TASK TO COMPLETE → A line counts if it contains the string "BINANCE"; say how many such lines there are, giving only the number.

Chart and figure data →
>>>
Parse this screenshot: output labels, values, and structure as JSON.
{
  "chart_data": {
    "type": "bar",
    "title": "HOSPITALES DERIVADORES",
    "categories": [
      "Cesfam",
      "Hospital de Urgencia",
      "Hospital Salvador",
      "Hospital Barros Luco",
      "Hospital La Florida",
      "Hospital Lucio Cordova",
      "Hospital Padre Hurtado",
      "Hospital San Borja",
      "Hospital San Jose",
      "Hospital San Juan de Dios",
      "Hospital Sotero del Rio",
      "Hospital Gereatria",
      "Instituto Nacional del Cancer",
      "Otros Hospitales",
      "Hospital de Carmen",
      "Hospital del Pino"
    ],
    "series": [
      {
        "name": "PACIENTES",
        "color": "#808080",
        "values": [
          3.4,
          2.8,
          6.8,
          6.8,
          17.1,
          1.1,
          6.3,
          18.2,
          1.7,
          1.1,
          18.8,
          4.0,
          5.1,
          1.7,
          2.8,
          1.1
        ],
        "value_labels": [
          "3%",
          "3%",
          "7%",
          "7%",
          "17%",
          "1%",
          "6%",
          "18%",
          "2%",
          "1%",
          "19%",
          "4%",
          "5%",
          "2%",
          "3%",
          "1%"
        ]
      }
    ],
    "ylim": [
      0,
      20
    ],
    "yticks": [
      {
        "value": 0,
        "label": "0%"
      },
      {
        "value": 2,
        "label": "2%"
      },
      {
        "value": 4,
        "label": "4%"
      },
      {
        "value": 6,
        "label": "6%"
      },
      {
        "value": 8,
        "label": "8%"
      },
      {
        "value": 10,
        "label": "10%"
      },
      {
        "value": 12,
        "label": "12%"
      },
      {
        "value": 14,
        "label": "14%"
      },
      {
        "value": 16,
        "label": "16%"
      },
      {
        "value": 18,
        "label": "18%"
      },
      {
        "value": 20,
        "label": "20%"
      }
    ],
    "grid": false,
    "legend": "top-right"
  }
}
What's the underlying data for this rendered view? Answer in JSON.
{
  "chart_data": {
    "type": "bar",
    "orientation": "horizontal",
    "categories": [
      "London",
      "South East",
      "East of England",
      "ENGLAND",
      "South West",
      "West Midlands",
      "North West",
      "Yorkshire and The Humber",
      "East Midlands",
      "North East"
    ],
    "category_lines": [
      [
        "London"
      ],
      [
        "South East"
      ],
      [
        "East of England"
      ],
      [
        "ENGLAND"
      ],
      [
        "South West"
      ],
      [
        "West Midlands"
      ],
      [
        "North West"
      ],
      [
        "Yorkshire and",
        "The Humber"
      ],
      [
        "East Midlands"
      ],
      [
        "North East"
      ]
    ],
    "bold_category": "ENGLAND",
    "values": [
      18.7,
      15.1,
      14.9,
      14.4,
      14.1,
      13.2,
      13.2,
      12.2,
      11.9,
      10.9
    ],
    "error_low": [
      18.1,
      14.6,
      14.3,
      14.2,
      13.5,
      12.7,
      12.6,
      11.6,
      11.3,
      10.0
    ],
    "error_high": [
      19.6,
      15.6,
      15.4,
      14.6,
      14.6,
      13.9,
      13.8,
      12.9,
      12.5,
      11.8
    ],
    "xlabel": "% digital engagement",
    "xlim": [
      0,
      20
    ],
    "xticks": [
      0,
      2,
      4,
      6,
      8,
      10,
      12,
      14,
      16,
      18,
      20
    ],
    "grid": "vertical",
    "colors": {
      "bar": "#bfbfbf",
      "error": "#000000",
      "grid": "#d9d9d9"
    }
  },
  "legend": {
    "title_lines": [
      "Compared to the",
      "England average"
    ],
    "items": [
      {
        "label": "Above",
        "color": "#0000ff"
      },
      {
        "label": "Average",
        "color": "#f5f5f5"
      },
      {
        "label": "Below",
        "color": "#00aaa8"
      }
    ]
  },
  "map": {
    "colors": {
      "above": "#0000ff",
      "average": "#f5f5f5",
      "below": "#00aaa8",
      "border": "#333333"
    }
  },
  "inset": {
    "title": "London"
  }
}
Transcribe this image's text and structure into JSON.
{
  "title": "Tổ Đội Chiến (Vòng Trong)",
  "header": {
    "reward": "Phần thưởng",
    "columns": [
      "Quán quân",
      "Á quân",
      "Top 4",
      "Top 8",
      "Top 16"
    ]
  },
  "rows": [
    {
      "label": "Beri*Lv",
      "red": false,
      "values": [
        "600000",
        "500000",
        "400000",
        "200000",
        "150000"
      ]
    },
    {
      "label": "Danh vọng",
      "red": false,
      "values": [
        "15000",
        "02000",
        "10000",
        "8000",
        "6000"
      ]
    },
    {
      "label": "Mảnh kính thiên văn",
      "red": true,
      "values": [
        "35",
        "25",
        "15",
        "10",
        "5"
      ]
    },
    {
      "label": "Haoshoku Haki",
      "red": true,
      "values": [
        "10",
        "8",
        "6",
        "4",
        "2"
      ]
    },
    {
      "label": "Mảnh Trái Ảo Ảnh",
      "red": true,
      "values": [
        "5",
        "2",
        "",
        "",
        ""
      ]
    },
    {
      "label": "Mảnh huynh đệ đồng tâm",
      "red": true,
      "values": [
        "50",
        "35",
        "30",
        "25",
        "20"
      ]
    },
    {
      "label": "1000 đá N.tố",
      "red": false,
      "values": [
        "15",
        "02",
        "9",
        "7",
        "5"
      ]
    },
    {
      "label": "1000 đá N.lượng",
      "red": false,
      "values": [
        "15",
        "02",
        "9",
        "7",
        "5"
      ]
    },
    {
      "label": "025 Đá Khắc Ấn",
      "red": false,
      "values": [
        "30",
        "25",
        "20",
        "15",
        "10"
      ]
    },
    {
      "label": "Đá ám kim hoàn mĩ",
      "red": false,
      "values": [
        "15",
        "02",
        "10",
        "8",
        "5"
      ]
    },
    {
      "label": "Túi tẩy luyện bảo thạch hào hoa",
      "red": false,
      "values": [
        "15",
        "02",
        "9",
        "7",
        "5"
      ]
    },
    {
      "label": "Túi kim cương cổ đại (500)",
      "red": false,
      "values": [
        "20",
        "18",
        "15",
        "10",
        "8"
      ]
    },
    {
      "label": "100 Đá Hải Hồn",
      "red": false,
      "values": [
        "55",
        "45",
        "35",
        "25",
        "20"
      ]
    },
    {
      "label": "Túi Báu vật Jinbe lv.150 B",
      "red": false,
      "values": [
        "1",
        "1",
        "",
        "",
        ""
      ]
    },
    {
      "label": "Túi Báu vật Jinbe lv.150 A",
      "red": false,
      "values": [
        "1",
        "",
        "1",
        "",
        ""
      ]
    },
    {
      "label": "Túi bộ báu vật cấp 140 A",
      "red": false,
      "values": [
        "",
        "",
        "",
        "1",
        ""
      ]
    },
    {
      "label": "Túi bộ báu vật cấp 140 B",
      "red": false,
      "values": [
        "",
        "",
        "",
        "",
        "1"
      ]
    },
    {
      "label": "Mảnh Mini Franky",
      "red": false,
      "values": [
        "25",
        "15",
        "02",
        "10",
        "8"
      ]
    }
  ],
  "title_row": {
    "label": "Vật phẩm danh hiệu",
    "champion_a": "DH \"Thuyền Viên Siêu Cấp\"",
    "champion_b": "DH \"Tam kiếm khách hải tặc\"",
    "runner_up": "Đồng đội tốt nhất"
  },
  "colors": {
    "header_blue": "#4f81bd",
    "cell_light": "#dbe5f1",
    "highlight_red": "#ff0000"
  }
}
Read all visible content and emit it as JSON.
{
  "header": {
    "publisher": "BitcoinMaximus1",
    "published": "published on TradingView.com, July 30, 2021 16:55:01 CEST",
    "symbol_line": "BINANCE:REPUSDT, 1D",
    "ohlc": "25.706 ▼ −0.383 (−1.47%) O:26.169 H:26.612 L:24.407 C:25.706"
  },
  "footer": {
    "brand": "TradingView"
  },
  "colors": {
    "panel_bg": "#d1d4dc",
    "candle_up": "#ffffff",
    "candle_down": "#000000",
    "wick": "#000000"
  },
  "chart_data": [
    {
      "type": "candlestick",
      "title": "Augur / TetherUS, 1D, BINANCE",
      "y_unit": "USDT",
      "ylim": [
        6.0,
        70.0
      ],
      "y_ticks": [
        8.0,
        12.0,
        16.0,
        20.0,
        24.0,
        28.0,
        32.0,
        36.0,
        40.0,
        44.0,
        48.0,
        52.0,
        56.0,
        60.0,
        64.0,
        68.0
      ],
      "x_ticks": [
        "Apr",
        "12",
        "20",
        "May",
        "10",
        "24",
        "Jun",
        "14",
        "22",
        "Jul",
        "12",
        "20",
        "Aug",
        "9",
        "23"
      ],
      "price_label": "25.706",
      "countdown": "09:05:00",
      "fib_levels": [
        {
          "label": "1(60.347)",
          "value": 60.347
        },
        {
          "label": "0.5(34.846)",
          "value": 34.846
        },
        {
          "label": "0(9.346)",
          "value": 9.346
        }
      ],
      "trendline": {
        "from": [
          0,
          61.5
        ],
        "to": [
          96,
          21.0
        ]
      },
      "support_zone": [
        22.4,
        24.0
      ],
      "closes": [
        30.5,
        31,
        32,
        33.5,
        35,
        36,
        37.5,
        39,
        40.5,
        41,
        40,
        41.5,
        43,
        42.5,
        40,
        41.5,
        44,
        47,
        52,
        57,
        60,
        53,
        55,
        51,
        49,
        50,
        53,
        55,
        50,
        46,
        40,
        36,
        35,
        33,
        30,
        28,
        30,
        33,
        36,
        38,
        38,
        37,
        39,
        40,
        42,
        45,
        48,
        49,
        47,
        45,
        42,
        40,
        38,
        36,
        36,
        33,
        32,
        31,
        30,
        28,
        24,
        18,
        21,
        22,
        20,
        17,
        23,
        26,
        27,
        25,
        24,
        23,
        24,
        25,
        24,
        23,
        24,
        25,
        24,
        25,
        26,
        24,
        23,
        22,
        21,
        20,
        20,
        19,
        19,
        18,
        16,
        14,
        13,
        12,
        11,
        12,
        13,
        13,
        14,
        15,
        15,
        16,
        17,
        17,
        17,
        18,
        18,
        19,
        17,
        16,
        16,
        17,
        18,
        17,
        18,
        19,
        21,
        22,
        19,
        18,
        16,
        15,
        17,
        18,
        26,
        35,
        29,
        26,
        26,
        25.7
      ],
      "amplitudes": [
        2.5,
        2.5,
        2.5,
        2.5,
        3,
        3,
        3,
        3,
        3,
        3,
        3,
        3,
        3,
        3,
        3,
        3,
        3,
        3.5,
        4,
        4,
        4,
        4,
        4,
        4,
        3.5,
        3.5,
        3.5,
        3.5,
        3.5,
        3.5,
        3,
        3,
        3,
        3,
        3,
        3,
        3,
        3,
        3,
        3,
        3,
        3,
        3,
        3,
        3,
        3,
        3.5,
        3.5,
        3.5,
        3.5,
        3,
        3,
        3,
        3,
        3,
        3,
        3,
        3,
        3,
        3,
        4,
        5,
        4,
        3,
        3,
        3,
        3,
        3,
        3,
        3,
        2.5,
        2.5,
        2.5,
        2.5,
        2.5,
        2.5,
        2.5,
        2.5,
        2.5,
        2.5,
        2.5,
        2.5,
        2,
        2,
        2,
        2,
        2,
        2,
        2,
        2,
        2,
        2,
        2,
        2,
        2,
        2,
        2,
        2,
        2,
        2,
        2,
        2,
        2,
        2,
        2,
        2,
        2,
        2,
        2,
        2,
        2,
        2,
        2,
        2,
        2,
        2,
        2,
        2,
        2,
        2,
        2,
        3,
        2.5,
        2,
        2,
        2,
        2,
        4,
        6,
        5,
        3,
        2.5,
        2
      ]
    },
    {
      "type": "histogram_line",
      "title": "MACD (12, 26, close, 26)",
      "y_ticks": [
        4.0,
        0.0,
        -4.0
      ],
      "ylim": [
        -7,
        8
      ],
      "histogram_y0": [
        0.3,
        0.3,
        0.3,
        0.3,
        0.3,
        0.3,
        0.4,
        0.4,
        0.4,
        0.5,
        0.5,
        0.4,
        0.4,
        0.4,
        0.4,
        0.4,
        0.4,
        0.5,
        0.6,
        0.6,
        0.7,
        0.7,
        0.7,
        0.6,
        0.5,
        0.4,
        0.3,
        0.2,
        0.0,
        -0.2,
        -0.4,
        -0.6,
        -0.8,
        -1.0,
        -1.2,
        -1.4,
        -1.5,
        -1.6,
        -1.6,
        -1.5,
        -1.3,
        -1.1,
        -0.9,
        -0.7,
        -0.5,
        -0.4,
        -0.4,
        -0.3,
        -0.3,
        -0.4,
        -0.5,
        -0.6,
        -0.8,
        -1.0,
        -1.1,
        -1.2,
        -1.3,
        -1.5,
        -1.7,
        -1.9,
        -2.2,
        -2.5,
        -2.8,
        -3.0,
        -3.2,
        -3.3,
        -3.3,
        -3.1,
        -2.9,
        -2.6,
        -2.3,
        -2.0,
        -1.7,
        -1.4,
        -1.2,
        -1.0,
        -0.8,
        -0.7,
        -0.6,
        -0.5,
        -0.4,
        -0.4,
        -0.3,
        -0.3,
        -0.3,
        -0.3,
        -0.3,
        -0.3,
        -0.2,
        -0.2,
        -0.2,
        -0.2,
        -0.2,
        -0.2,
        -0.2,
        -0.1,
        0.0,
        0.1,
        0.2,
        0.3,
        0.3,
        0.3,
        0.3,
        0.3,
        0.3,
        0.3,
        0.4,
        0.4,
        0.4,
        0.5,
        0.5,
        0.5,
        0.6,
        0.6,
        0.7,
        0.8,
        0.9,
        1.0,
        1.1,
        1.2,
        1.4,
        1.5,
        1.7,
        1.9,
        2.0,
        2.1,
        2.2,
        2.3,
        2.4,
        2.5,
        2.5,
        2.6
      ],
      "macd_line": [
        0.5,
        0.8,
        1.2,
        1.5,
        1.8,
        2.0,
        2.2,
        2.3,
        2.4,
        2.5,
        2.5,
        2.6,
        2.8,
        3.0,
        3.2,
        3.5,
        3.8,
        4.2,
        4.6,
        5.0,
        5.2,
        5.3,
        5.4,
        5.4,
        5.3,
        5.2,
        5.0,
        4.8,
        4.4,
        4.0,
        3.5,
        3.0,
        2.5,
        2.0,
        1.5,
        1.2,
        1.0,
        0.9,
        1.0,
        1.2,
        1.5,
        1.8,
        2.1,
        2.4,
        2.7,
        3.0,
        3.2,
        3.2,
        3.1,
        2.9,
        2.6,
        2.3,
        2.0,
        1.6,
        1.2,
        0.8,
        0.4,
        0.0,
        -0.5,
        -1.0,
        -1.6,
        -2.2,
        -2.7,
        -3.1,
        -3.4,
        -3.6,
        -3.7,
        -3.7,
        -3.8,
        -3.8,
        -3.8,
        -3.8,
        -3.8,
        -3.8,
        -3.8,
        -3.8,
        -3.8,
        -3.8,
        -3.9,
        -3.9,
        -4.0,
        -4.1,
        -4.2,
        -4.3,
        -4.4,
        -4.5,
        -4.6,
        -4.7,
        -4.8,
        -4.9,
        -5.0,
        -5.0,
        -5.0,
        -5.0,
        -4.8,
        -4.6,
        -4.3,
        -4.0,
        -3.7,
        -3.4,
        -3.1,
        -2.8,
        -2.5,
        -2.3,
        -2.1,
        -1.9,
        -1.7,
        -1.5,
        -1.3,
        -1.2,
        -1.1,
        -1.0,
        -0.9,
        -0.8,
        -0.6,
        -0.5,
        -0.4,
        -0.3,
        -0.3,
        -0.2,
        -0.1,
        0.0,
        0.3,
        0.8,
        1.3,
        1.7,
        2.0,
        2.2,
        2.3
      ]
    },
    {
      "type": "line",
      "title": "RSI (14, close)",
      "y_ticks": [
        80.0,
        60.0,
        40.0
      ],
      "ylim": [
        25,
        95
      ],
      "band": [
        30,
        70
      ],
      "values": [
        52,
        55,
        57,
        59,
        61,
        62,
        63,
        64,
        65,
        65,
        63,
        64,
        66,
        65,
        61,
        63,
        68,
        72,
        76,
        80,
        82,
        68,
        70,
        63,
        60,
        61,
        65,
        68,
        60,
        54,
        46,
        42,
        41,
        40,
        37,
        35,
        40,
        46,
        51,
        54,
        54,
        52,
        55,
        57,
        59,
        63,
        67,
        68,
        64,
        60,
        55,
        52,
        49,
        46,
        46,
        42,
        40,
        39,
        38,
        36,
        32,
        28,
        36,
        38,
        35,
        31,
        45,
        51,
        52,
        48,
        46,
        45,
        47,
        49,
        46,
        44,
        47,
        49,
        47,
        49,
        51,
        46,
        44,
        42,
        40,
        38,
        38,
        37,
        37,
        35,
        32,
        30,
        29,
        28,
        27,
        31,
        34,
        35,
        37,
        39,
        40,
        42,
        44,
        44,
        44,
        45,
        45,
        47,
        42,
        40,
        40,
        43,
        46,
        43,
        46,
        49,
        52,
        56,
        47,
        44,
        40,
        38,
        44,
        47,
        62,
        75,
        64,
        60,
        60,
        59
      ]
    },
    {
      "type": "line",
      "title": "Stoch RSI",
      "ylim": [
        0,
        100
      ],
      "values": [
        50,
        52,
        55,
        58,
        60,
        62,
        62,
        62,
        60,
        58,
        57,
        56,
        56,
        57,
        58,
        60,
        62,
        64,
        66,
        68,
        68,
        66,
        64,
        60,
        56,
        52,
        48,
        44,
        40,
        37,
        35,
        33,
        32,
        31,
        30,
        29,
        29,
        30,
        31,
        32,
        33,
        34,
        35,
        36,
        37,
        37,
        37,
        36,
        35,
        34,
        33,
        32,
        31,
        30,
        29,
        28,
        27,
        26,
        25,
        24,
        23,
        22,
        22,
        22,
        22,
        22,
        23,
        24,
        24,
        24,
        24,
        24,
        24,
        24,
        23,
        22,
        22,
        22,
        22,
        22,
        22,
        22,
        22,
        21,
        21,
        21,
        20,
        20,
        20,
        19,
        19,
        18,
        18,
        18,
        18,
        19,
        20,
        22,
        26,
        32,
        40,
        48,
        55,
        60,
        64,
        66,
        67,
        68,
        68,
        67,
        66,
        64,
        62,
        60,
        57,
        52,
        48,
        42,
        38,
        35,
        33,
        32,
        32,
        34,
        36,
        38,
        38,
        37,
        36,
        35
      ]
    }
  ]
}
<<<
FINISHED ANSWER → 2